# [Request]
Take from the listing each line that has the string "python".

— Start Source data —

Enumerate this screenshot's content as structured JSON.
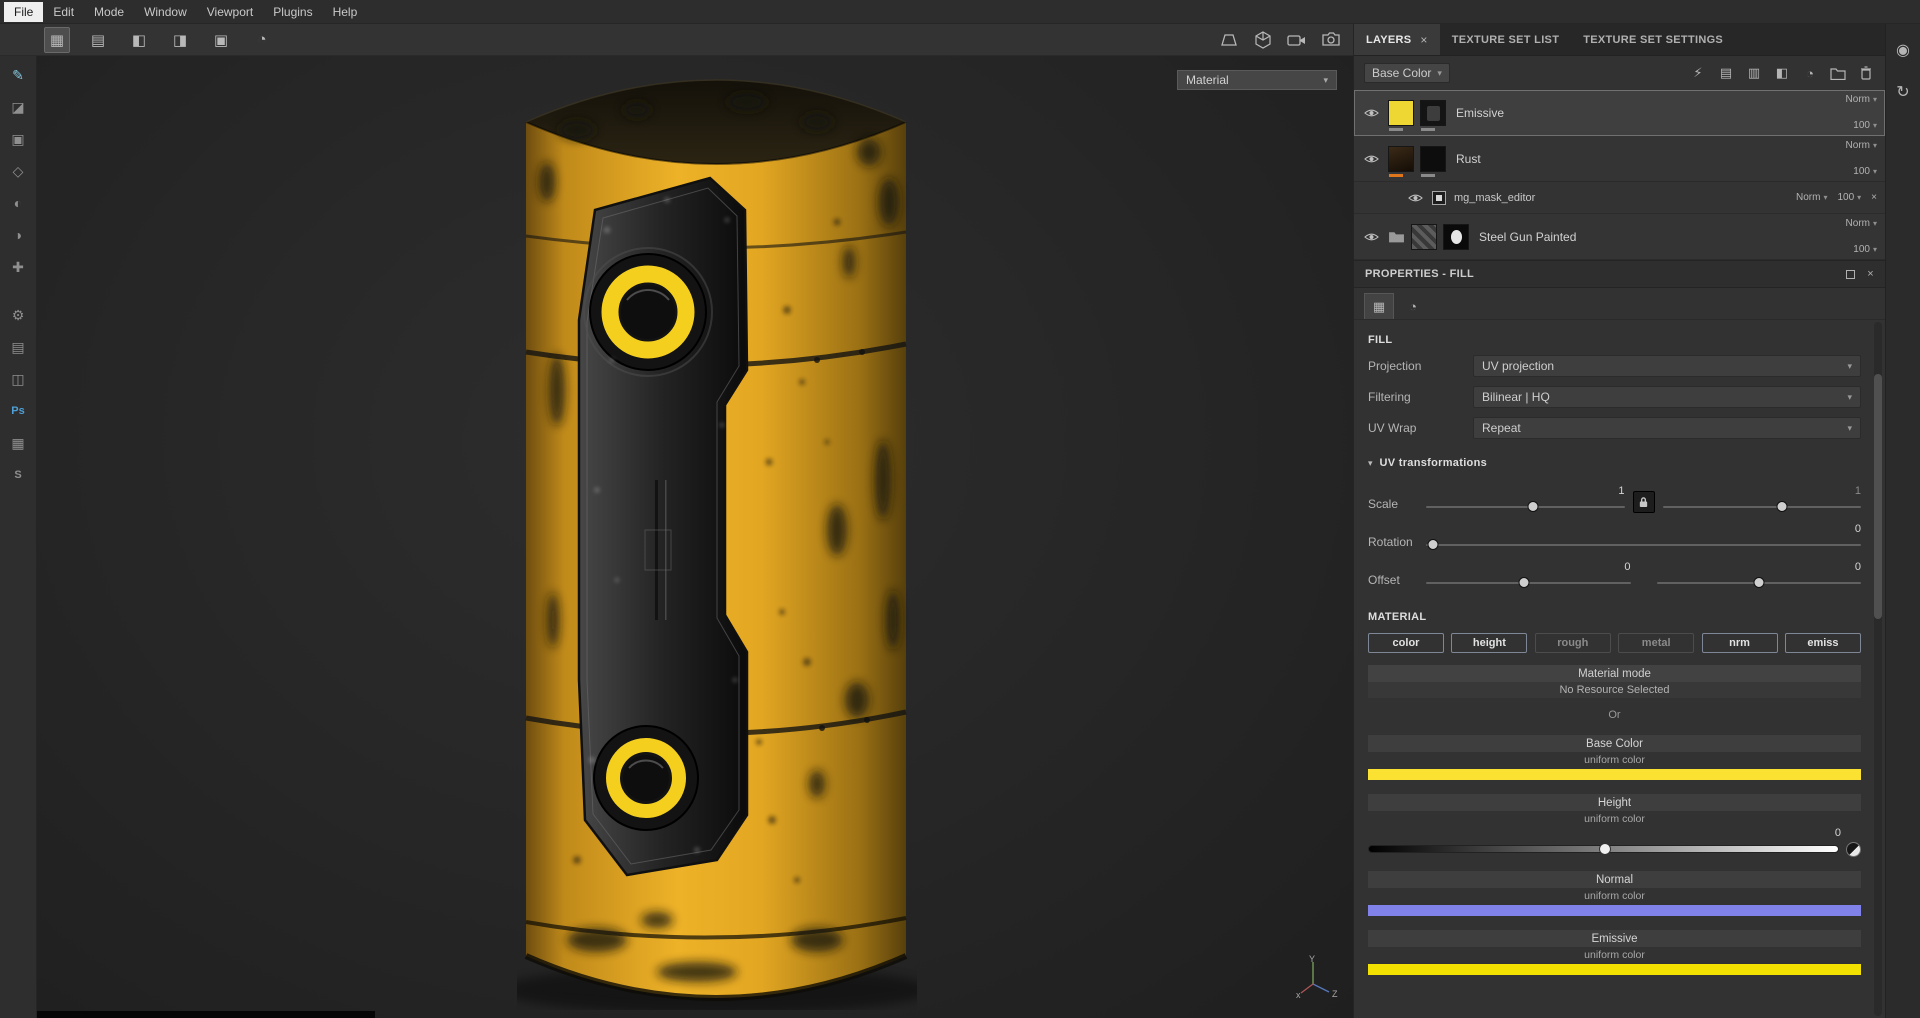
{
  "menu": {
    "file": "File",
    "edit": "Edit",
    "mode": "Mode",
    "window": "Window",
    "viewport": "Viewport",
    "plugins": "Plugins",
    "help": "Help"
  },
  "viewport": {
    "shading_mode": "Material",
    "axis_x": "x",
    "axis_y": "Y",
    "axis_z": "Z"
  },
  "dock": {
    "tab_layers": "LAYERS",
    "tab_texture_set_list": "TEXTURE SET LIST",
    "tab_texture_set_settings": "TEXTURE SET SETTINGS"
  },
  "layers_panel": {
    "channel_filter": "Base Color",
    "rows": [
      {
        "name": "Emissive",
        "blend": "Norm",
        "opacity": "100"
      },
      {
        "name": "Rust",
        "blend": "Norm",
        "opacity": "100"
      },
      {
        "name": "mg_mask_editor",
        "blend": "Norm",
        "opacity": "100"
      },
      {
        "name": "Steel Gun Painted",
        "blend": "Norm",
        "opacity": "100"
      }
    ]
  },
  "properties": {
    "title": "PROPERTIES - FILL",
    "fill": {
      "title": "FILL",
      "projection_label": "Projection",
      "projection_value": "UV projection",
      "filtering_label": "Filtering",
      "filtering_value": "Bilinear | HQ",
      "uvwrap_label": "UV Wrap",
      "uvwrap_value": "Repeat"
    },
    "uv": {
      "title": "UV transformations",
      "scale_label": "Scale",
      "scale_x": "1",
      "scale_y": "1",
      "rotation_label": "Rotation",
      "rotation_value": "0",
      "offset_label": "Offset",
      "offset_x": "0",
      "offset_y": "0"
    },
    "material": {
      "title": "MATERIAL",
      "channels": [
        {
          "label": "color"
        },
        {
          "label": "height"
        },
        {
          "label": "rough"
        },
        {
          "label": "metal"
        },
        {
          "label": "nrm"
        },
        {
          "label": "emiss"
        }
      ],
      "mode_title": "Material mode",
      "mode_status": "No Resource Selected",
      "or_text": "Or",
      "base_color": {
        "title": "Base Color",
        "mode": "uniform color",
        "swatch": "#fbe232"
      },
      "height": {
        "title": "Height",
        "mode": "uniform color",
        "value": "0"
      },
      "normal": {
        "title": "Normal",
        "mode": "uniform color",
        "swatch": "#8181ea"
      },
      "emissive": {
        "title": "Emissive",
        "mode": "uniform color",
        "swatch": "#f2e100"
      }
    }
  },
  "icons": {
    "chevron_down": "▾",
    "close": "×",
    "toolbar": [
      "▦",
      "▤",
      "◧",
      "◨",
      "▣",
      "◔"
    ],
    "sidebar": [
      "✎",
      "◪",
      "▣",
      "◇",
      "◐",
      "◑",
      "✚",
      "⚙",
      "▤",
      "◫",
      "Ps",
      "▦",
      "S"
    ],
    "layer_actions": [
      "⚡",
      "▤",
      "▥",
      "◧",
      "◔"
    ],
    "props_tabs": [
      "▦",
      "◔"
    ],
    "strip": [
      "◉",
      "↻"
    ]
  }
}
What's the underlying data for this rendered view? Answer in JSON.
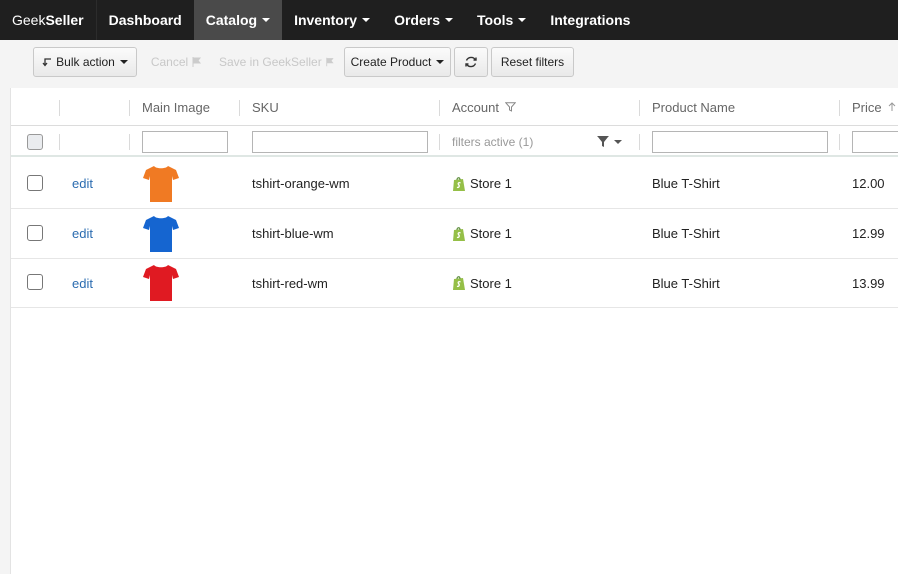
{
  "navbar": {
    "brand_left": "Geek",
    "brand_right": "Seller",
    "items": [
      {
        "label": "Dashboard"
      },
      {
        "label": "Catalog"
      },
      {
        "label": "Inventory"
      },
      {
        "label": "Orders"
      },
      {
        "label": "Tools"
      },
      {
        "label": "Integrations"
      }
    ]
  },
  "toolbar": {
    "bulk_action": "Bulk action",
    "cancel": "Cancel",
    "save": "Save in GeekSeller",
    "create_product": "Create Product",
    "reset_filters": "Reset filters"
  },
  "grid": {
    "columns": [
      "Main Image",
      "SKU",
      "Account",
      "Product Name",
      "Price"
    ],
    "account_filter_text": "filters active (1)",
    "edit_label": "edit",
    "rows": [
      {
        "sku": "tshirt-orange-wm",
        "account": "Store 1",
        "name": "Blue T-Shirt",
        "price": "12.00",
        "shirt_color": "#f07a23"
      },
      {
        "sku": "tshirt-blue-wm",
        "account": "Store 1",
        "name": "Blue T-Shirt",
        "price": "12.99",
        "shirt_color": "#1565d0"
      },
      {
        "sku": "tshirt-red-wm",
        "account": "Store 1",
        "name": "Blue T-Shirt",
        "price": "13.99",
        "shirt_color": "#e01a22"
      }
    ]
  },
  "icons": {
    "sort": "arrow-up-icon",
    "account_filter": "funnel-icon",
    "refresh": "refresh-icon",
    "store": "shopify-bag-icon"
  }
}
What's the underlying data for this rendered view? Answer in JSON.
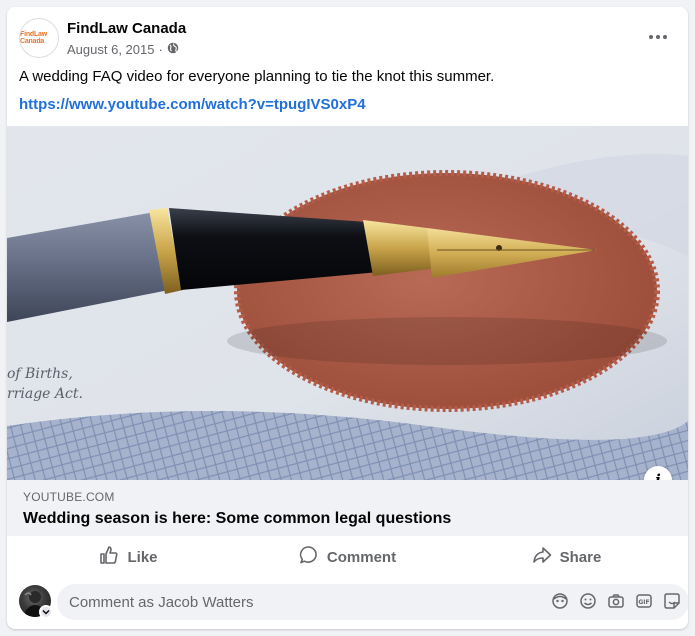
{
  "post": {
    "page_name": "FindLaw Canada",
    "avatar_logo_text": "FindLaw Canada",
    "date": "August 6, 2015",
    "separator": "·",
    "audience_icon": "globe-icon",
    "text": "A wedding FAQ video for everyone planning to tie the knot this summer.",
    "link": "https://www.youtube.com/watch?v=tpugIVS0xP4"
  },
  "preview": {
    "image_subject": "fountain pen on certificate with red seal",
    "cert_text_line1": "of Births,",
    "cert_text_line2": "rriage Act.",
    "domain": "YOUTUBE.COM",
    "title": "Wedding season is here: Some common legal questions",
    "info_label": "i"
  },
  "actions": {
    "like": "Like",
    "comment": "Comment",
    "share": "Share"
  },
  "comment": {
    "placeholder": "Comment as Jacob Watters"
  },
  "colors": {
    "link": "#216fdb",
    "muted": "#65676b",
    "background": "#f0f2f5"
  }
}
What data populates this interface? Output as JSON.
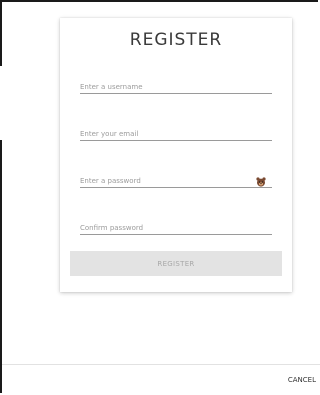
{
  "form": {
    "title": "REGISTER",
    "username_placeholder": "Enter a username",
    "email_placeholder": "Enter your email",
    "password_placeholder": "Enter a password",
    "confirm_placeholder": "Confirm password",
    "reveal_icon": "bear-face-icon",
    "submit_label": "REGISTER"
  },
  "footer": {
    "cancel_label": "CANCEL"
  },
  "colors": {
    "submit_background": "#e3e3e3",
    "submit_text": "#a8a8a8",
    "placeholder_text": "#9b9b9b",
    "reveal_icon": "#7a4a32"
  }
}
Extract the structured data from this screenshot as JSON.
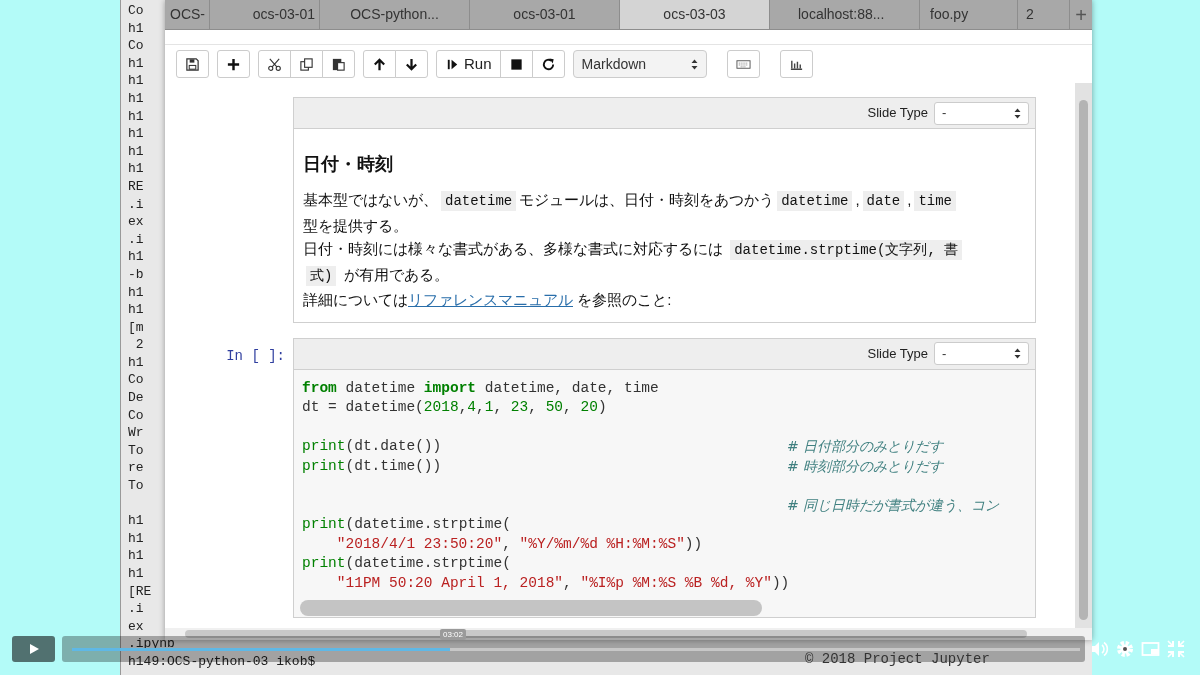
{
  "terminal": {
    "blocks": [
      [
        "Co",
        "h1",
        "Co",
        "h1",
        "h1",
        "h1",
        "h1",
        "h1",
        "h1",
        "h1",
        "RE",
        ".i",
        "ex",
        ".i",
        "h1",
        "-b",
        "h1",
        "h1",
        "[m",
        " 2",
        "h1",
        "Co",
        "De",
        "Co",
        "Wr",
        "To",
        "re",
        "To"
      ],
      [
        "h1",
        "h1",
        "h1",
        "h1",
        "[RE",
        ".i",
        "ex",
        ".ipynb",
        "h149:OCS-python-03 ikob$"
      ]
    ],
    "footer": "© 2018 Project Jupyter"
  },
  "browser": {
    "tabs": [
      {
        "label": "OCS-",
        "selected": false
      },
      {
        "label": "ocs-03-01",
        "selected": false
      },
      {
        "label": "OCS-python...",
        "selected": false
      },
      {
        "label": "ocs-03-01",
        "selected": false
      },
      {
        "label": "ocs-03-03",
        "selected": true
      },
      {
        "label": "localhost:88...",
        "selected": false
      },
      {
        "label": "foo.py",
        "selected": false
      },
      {
        "label": "2",
        "selected": false
      }
    ],
    "new_tab": "+"
  },
  "toolbar": {
    "groups_before": [
      [
        {
          "kind": "save"
        }
      ],
      [
        {
          "kind": "insert"
        }
      ],
      [
        {
          "kind": "cut"
        },
        {
          "kind": "copy"
        },
        {
          "kind": "paste"
        }
      ],
      [
        {
          "kind": "up"
        },
        {
          "kind": "down"
        }
      ],
      [
        {
          "kind": "run",
          "label": "Run"
        },
        {
          "kind": "stop"
        },
        {
          "kind": "restart"
        }
      ]
    ],
    "cell_type": "Markdown",
    "groups_after": [
      [
        {
          "kind": "keyboard"
        }
      ],
      [
        {
          "kind": "chart"
        }
      ]
    ]
  },
  "cells": [
    {
      "kind": "markdown",
      "slide_type_label": "Slide Type",
      "slide_type": "-",
      "heading": "日付・時刻",
      "paragraphs": [
        [
          {
            "kind": "text",
            "text": "基本型ではないが、"
          },
          {
            "kind": "code",
            "text": "datetime"
          },
          {
            "kind": "text",
            "text": "モジュールは、日付・時刻をあつかう"
          },
          {
            "kind": "code",
            "text": "datetime"
          },
          {
            "kind": "text",
            "text": ","
          },
          {
            "kind": "code",
            "text": "date"
          },
          {
            "kind": "text",
            "text": ","
          },
          {
            "kind": "code",
            "text": "time"
          },
          {
            "kind": "text",
            "text": " 型を提供する。"
          }
        ],
        [
          {
            "kind": "text",
            "text": "日付・時刻には様々な書式がある、多様な書式に対応するには "
          },
          {
            "kind": "code",
            "text": "datetime.strptime(文字列, 書式)"
          },
          {
            "kind": "text",
            "text": " が有用である。"
          }
        ],
        [
          {
            "kind": "text",
            "text": "詳細については"
          },
          {
            "kind": "link",
            "text": "リファレンスマニュアル"
          },
          {
            "kind": "text",
            "text": " を参照のこと:"
          }
        ]
      ]
    },
    {
      "kind": "code",
      "prompt": "In [ ]:",
      "slide_type_label": "Slide Type",
      "slide_type": "-",
      "lines": [
        {
          "kind": "code",
          "tokens": [
            {
              "kind": "kw",
              "text": "from"
            },
            {
              "kind": "plain",
              "text": " datetime "
            },
            {
              "kind": "kw",
              "text": "import"
            },
            {
              "kind": "plain",
              "text": " datetime, date, time"
            }
          ]
        },
        {
          "kind": "code",
          "tokens": [
            {
              "kind": "plain",
              "text": "dt = datetime("
            },
            {
              "kind": "num",
              "text": "2018"
            },
            {
              "kind": "plain",
              "text": ","
            },
            {
              "kind": "num",
              "text": "4"
            },
            {
              "kind": "plain",
              "text": ","
            },
            {
              "kind": "num",
              "text": "1"
            },
            {
              "kind": "plain",
              "text": ", "
            },
            {
              "kind": "num",
              "text": "23"
            },
            {
              "kind": "plain",
              "text": ", "
            },
            {
              "kind": "num",
              "text": "50"
            },
            {
              "kind": "plain",
              "text": ", "
            },
            {
              "kind": "num",
              "text": "20"
            },
            {
              "kind": "plain",
              "text": ")"
            }
          ]
        },
        {
          "kind": "blank"
        },
        {
          "kind": "code",
          "tokens": [
            {
              "kind": "builtin",
              "text": "print"
            },
            {
              "kind": "plain",
              "text": "(dt.date())"
            }
          ],
          "comment": "# 日付部分のみとりだす"
        },
        {
          "kind": "code",
          "tokens": [
            {
              "kind": "builtin",
              "text": "print"
            },
            {
              "kind": "plain",
              "text": "(dt.time())"
            }
          ],
          "comment": "# 時刻部分のみとりだす"
        },
        {
          "kind": "blank"
        },
        {
          "kind": "code",
          "comment": "# 同じ日時だが書式が違う、コン"
        },
        {
          "kind": "code",
          "tokens": [
            {
              "kind": "builtin",
              "text": "print"
            },
            {
              "kind": "plain",
              "text": "(datetime.strptime("
            }
          ]
        },
        {
          "kind": "code",
          "indent": true,
          "tokens": [
            {
              "kind": "str",
              "text": "\"2018/4/1 23:50:20\""
            },
            {
              "kind": "plain",
              "text": ", "
            },
            {
              "kind": "str",
              "text": "\"%Y/%m/%d %H:%M:%S\""
            },
            {
              "kind": "plain",
              "text": "))"
            }
          ]
        },
        {
          "kind": "code",
          "tokens": [
            {
              "kind": "builtin",
              "text": "print"
            },
            {
              "kind": "plain",
              "text": "(datetime.strptime("
            }
          ]
        },
        {
          "kind": "code",
          "indent": true,
          "tokens": [
            {
              "kind": "str",
              "text": "\"11PM 50:20 April 1, 2018\""
            },
            {
              "kind": "plain",
              "text": ", "
            },
            {
              "kind": "str",
              "text": "\"%I%p %M:%S %B %d, %Y\""
            },
            {
              "kind": "plain",
              "text": "))"
            }
          ]
        }
      ]
    }
  ],
  "player": {
    "progress": {
      "level": 0.375
    },
    "time_tooltip": "03:02"
  }
}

— End Source data —

# [Final result]
        "h149:OCS-python-03 ikob$"
        "label": "OCS-python...",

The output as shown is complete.